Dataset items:
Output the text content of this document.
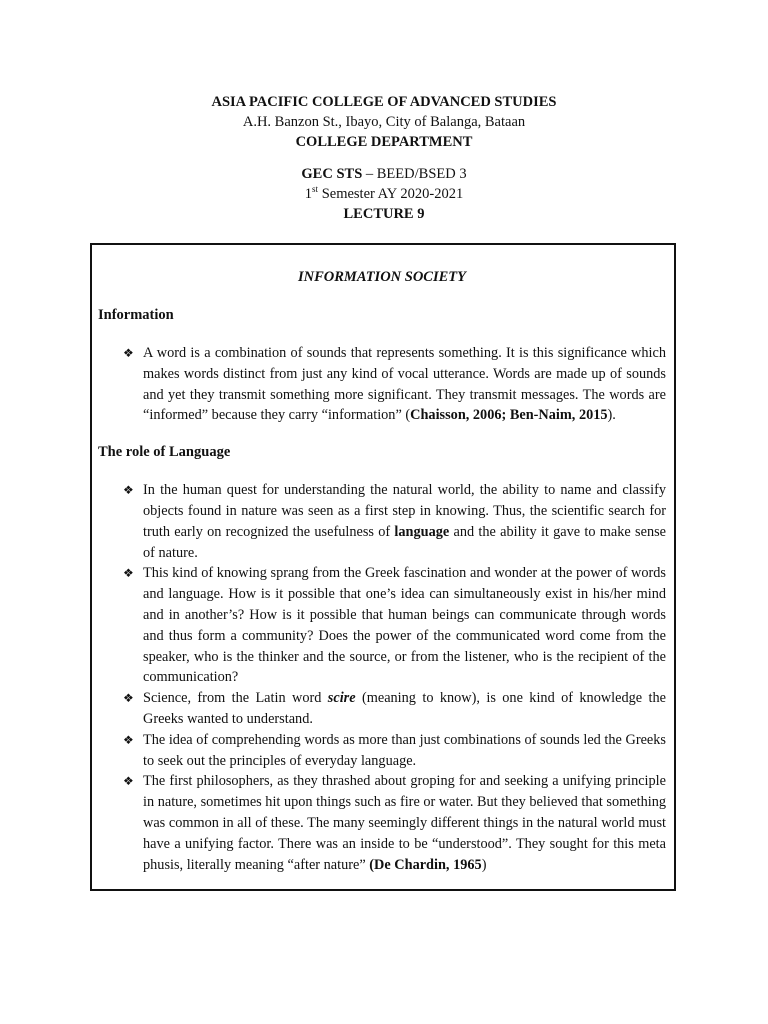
ASIA PACIFIC COLLEGE OF ADVANCED STUDIES
A.H. Banzon St., Ibayo, City of Balanga, Bataan
COLLEGE DEPARTMENT
GEC STS – BEED/BSED 3
1st Semester AY 2020-2021
LECTURE 9
INFORMATION SOCIETY
Information
❖ A word is a combination of sounds that represents something. It is this significance which makes words distinct from just any kind of vocal utterance. Words are made up of sounds and yet they transmit something more significant. They transmit messages. The words are “informed” because they carry “information” (Chaisson, 2006; Ben-Naim, 2015).
The role of Language
❖ In the human quest for understanding the natural world, the ability to name and classify objects found in nature was seen as a first step in knowing. Thus, the scientific search for truth early on recognized the usefulness of language and the ability it gave to make sense of nature.
❖ This kind of knowing sprang from the Greek fascination and wonder at the power of words and language. How is it possible that one’s idea can simultaneously exist in his/her mind and in another’s? How is it possible that human beings can communicate through words and thus form a community? Does the power of the communicated word come from the speaker, who is the thinker and the source, or from the listener, who is the recipient of the communication?
❖ Science, from the Latin word scire (meaning to know), is one kind of knowledge the Greeks wanted to understand.
❖ The idea of comprehending words as more than just combinations of sounds led the Greeks to seek out the principles of everyday language.
❖ The first philosophers, as they thrashed about groping for and seeking a unifying principle in nature, sometimes hit upon things such as fire or water. But they believed that something was common in all of these. The many seemingly different things in the natural world must have a unifying factor. There was an inside to be “understood”. They sought for this meta phusis, literally meaning “after nature” (De Chardin, 1965)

-- TASK REQUIREMENTS --
Show the lines of the records that include the string "first".

-- EXERCISE SOLUTION --
❖ In the human quest for understanding the natural world, the ability to name and classify objects found in nature was seen as a first step in knowing. Thus, the scientific search for truth early on recognized the usefulness of language and the ability it gave to make sense of nature.
❖ The first philosophers, as they thrashed about groping for and seeking a unifying principle in nature, sometimes hit upon things such as fire or water. But they believed that something was common in all of these. The many seemingly different things in the natural world must have a unifying factor. There was an inside to be “understood”. They sought for this meta phusis, literally meaning “after nature” (De Chardin, 1965)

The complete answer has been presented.